GIVEN EXERCISE 1:
In the text on the North Circular Road, what speed limit was enforced along the route by 1951?
GIVEN EXERCISE 2:
Pick up the text on the North Circular Road after its final sentence and continue it.

SELECTED TEXT:
--------------------------------------------------
The original route ran from Chiswick to Southgate, and was open to traffic by the 1930s. Although it mostly ran on newly built road, a section east of Southgate used existing streets. By the end of the decade, the area surrounding the Park Royal estate had become the largest industrial estate in the south of England, and the London Passenger Transport Board was receiving regular complaints about the excess traffic levels.

Due to laxer laws that allowed housing to be built on major roads, as London suburbs developed, residential properties were built on the North Circular Road. The original purpose-built road had been designed with no speed limit, as was typically the case in the 1920s, but by 1951 a 30 mph speed limit was enforced along the route.

In 1946 the North Circular Road became a trunk road, funded from a national budget set by the Ministry of Transport (MOT) rather than a local one.

London Ringways

After reviewing traffic conditions in 1961, the Ministry of Transport planned to increase the capacity of the North Circular Road, grade separating as many junctions as possible, particularly those connecting with important arterial routes. In the 1960s the Greater London Council developed the London Ringways Plan to construct a series of circular and radial motorways throughout London with the hope of easing traffic congestion in the central area. Under this plan the North Circular Road was to be improved to dual-carriageway standard throughout the majority of its length by the late 1970s.

The Ringway projects were extremely unpopular and caused widespread protests, which led to the cancellation of the plans in 1972, particularly after the Westway had opened in the face of large-scale protest two years earlier. In 1974, the MOT scaled back plans to improve the North Circular Road, though by the end of the decade they had revised plans to improve the route to dual carriageway throughout without any property frontages. In 1979, the Ministry of Transport planned to improve the Great Cambridge Road Roundabout with a £17 million scheme that would have demolished over 100 houses and shops. This was cancelled and replaced with a straightforward underpass in 1983, costing £22.3 million.

South Woodford to Barking Relief Road
The section of the North Circular south of Charlie Brown's Roundabout in South Woodford is the "South Woodford to Barking Relief Road". Prior to its opening, the signposted North Circular route from the Waterworks Roundabout to the Woolwich Ferry was on local roads via Whipps Cross, Wanstead, Manor Park and Beckton. As well as delays for the ferry, traffic could also be held due to closure of bridges in the Royal Albert and King George V Docks. The road was originally planned to be a continuation of the M11, but the standard of road was decreased to a basic dual carriageway. It was proposed to be built in the 1980s concurrently with the controversial M11 link road.
--------------------------------------------------
RECORD EXCERPTS:
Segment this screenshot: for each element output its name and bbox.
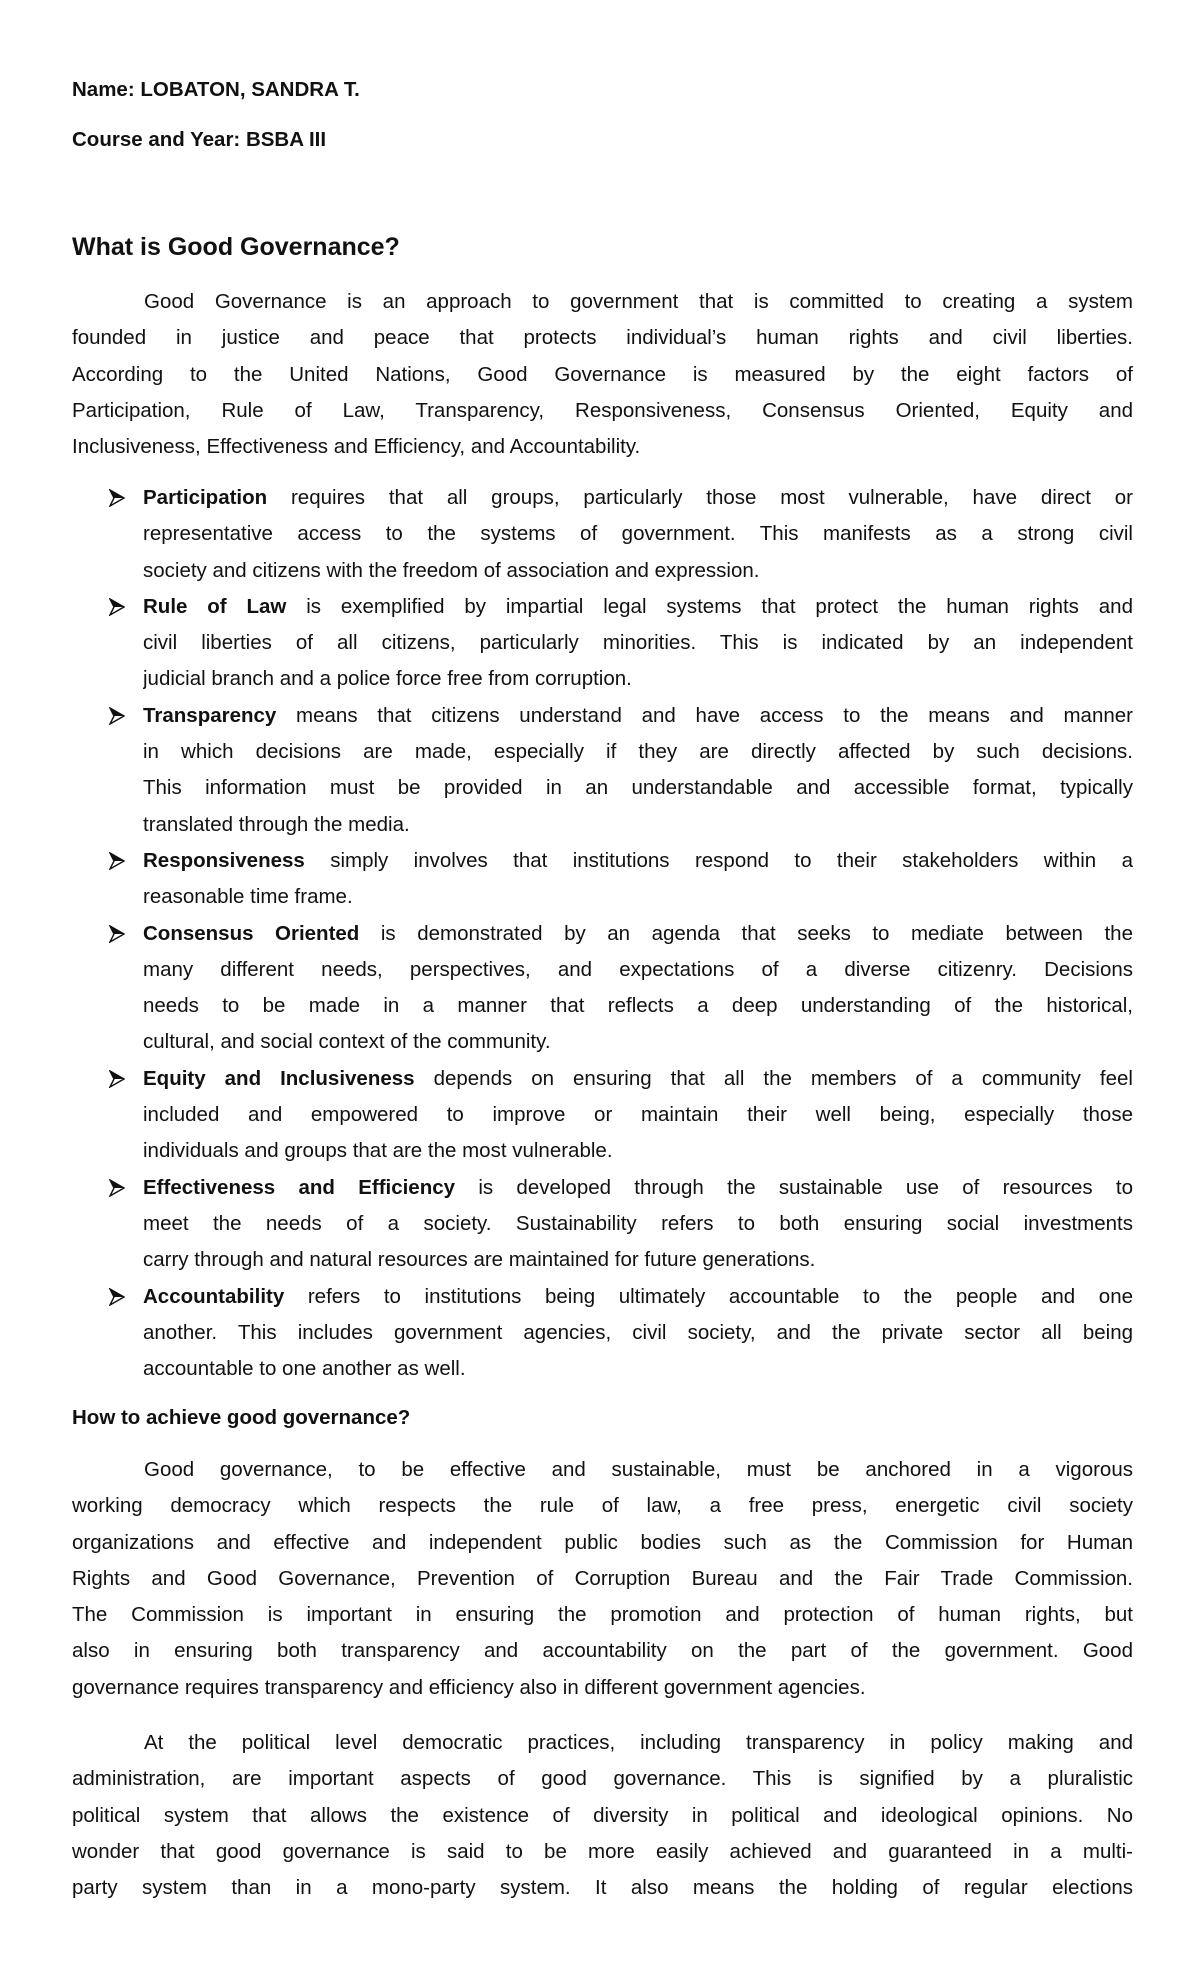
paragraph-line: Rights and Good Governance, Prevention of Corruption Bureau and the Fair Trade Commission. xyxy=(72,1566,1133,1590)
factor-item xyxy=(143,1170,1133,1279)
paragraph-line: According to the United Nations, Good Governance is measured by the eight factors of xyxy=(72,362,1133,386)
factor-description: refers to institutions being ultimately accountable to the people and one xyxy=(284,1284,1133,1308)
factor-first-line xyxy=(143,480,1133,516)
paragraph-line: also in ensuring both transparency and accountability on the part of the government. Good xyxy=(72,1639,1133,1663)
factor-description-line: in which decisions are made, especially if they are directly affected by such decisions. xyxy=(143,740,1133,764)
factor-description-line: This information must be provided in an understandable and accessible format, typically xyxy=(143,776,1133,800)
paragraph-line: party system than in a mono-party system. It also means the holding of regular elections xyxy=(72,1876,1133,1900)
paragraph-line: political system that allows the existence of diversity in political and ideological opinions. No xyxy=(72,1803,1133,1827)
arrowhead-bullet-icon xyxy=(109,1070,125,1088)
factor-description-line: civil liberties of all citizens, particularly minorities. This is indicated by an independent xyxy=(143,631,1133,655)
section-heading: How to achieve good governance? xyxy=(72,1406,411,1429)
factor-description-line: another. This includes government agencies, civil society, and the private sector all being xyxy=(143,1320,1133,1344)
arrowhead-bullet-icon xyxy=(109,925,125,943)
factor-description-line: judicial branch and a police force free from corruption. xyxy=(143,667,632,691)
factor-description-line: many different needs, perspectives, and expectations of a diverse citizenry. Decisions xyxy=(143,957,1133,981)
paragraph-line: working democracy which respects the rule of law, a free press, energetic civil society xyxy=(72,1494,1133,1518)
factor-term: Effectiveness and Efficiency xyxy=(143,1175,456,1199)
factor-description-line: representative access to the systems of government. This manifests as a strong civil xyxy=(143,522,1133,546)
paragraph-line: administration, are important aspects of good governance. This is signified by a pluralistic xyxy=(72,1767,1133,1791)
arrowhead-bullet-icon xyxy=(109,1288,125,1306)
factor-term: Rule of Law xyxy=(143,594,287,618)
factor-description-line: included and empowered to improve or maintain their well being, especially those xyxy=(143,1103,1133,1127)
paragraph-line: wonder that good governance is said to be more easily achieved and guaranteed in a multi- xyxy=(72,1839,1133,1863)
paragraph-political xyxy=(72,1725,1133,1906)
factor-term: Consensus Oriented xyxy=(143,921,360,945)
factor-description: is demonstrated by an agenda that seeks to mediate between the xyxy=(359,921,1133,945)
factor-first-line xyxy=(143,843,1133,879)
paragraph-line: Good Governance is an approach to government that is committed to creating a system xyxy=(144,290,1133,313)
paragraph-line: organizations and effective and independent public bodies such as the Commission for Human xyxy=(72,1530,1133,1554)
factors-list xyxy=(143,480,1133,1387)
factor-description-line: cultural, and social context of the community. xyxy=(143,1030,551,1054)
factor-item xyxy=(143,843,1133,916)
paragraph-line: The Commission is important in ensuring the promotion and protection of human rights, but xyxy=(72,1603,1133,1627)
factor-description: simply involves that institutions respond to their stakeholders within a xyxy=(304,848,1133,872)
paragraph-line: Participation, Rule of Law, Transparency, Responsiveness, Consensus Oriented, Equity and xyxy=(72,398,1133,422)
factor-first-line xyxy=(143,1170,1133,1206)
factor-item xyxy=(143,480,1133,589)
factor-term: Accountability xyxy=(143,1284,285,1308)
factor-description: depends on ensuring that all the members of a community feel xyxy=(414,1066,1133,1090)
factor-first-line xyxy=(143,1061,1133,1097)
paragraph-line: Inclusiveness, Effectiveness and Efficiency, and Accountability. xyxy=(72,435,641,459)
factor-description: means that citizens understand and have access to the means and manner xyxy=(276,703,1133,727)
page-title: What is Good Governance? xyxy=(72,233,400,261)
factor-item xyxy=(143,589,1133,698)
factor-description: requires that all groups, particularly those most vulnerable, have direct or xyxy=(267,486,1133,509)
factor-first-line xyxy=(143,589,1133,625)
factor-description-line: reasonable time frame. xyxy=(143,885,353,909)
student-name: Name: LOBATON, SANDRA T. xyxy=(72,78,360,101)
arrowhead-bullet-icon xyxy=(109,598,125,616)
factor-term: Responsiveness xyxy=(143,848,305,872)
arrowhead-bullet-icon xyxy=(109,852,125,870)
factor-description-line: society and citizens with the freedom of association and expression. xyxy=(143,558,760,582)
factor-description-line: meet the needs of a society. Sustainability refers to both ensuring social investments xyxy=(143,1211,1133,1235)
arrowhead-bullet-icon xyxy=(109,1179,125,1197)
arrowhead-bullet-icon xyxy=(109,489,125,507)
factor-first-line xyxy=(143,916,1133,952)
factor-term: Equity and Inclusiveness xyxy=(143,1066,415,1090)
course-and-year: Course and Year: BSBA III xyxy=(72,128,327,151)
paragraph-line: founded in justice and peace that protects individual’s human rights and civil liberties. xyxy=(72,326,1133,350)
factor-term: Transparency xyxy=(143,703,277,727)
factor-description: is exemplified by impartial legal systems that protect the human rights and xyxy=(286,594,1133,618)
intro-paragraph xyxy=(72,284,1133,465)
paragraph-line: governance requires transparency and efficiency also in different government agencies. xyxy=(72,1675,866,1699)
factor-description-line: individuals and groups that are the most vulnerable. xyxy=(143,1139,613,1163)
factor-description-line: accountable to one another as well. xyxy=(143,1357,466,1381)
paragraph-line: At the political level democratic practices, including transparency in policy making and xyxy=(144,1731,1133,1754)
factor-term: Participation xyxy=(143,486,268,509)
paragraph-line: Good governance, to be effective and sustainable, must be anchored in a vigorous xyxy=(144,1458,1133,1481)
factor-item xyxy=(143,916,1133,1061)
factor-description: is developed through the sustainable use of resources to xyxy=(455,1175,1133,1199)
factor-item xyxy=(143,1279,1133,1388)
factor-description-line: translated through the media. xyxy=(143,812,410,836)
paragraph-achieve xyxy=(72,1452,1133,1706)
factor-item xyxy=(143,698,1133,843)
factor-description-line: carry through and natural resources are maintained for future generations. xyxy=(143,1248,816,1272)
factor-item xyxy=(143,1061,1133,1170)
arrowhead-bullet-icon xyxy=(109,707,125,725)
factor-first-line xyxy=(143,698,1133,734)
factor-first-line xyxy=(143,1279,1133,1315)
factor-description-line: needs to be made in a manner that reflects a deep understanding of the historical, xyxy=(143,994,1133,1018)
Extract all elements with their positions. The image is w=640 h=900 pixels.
--------------------------------------------------
EXERCISE OUTPUT 1:
A 30 mph speed limit.

EXERCISE OUTPUT 2:
Henlys Corner and Bounds Green improvements

The North Circular Road ceased to be a trunk road in 2000, when control of all roads inside Greater London passed to Transport for London (TfL). In 2004, Mayor of London Ken Livingstone promised limited improvements to the road, but received criticism for not approving earlier plans for widening the often heavily congested road at critical sections. In 2009, it was announced that major works between the Bounds Green Road and Green Lanes junctions would finally go ahead, having been proposed for over 90 years, and was completed the following year. The work improved the carriageway between these junctions, widening Telford Road to two lanes and improving all of the junctions along the route. Improvements were also made to walkways and cycle paths along this route. However, unlike elsewhere on the North Circular, the new junctions are not grade-separated and have been designed with environmental concerns in mind. The opened scheme is a reduced specification from 1960s plans, which projected this section of the North Circular to be dual carriageway.

In April 2011, after many years of proposals and delays, construction began on a major upgrade of the Henlys Corner interchange. An underpass was originally proposed but this was heavily criticised by local residents, and would have been very costly, and it was subsequently scrapped. The upgrade scheme improved on the current junction by adding extra lanes and allowing easier left and right turns, speeding up queue times. Cycle paths and safer pedestrian crossings were included.

In July 2013, a task force set up by the Mayor of London Boris Johnson proposed that long sections of the North Circular (as well as the South Circular) should be put underground in road tunnels, freeing up space on the surface to provide public space, extensive cycle routes, and better links to existing communities currently severed by the road. Caroline Pidgeon, deputy chair of the London Assembly's Transport Committee, responded, "It doesn't make sense and it won't add up – [there's a] £30bn estimate, but I'm sure it'll cost at least double that, and the reality is we'll lose homes around these roads and so on."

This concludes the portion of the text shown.